EXERCISE = Can you give these lines again exactly as they appear, leaving out the pictures?

DATA RECORDS =
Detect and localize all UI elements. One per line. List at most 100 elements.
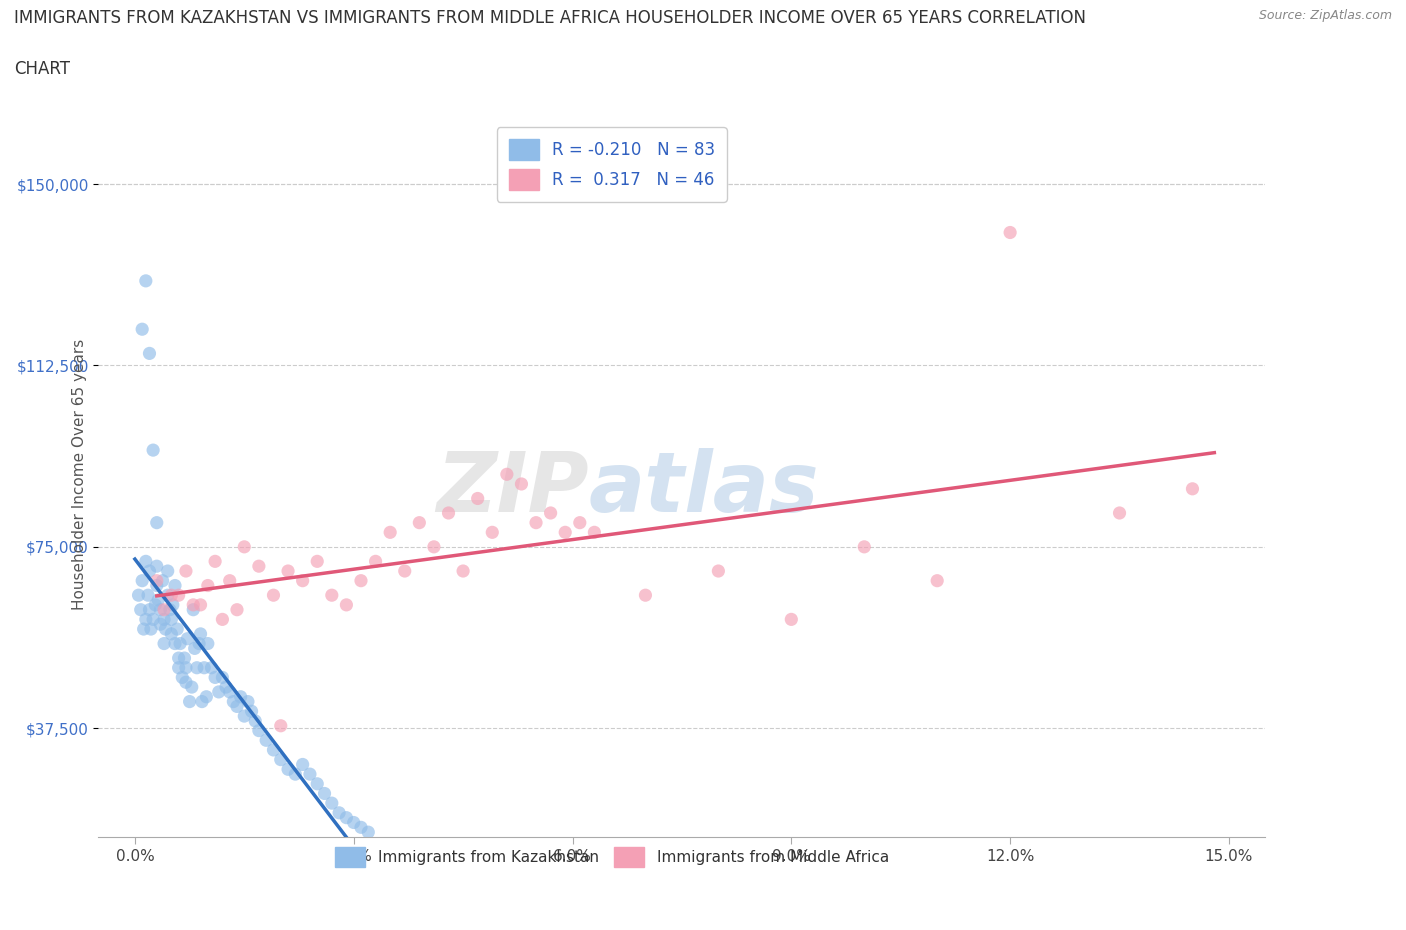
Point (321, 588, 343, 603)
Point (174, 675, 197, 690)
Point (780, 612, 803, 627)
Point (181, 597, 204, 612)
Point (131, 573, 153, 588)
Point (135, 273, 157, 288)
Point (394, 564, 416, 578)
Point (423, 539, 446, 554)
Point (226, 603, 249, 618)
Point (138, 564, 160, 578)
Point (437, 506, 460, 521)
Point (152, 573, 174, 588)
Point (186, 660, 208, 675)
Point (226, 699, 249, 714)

SOLUTION TO THIS EXERCISE =
Detect and localize all UI elements. One per line. List at most 100 elements.
Point (321, 588, 343, 603)
Point (174, 675, 197, 690)
Point (780, 612, 803, 627)
Point (181, 597, 204, 612)
Point (131, 573, 153, 588)
Point (135, 273, 157, 288)
Point (394, 564, 416, 578)
Point (423, 539, 446, 554)
Point (226, 603, 249, 618)
Point (138, 564, 160, 578)
Point (437, 506, 460, 521)
Point (152, 573, 174, 588)
Point (186, 660, 208, 675)
Point (226, 699, 249, 714)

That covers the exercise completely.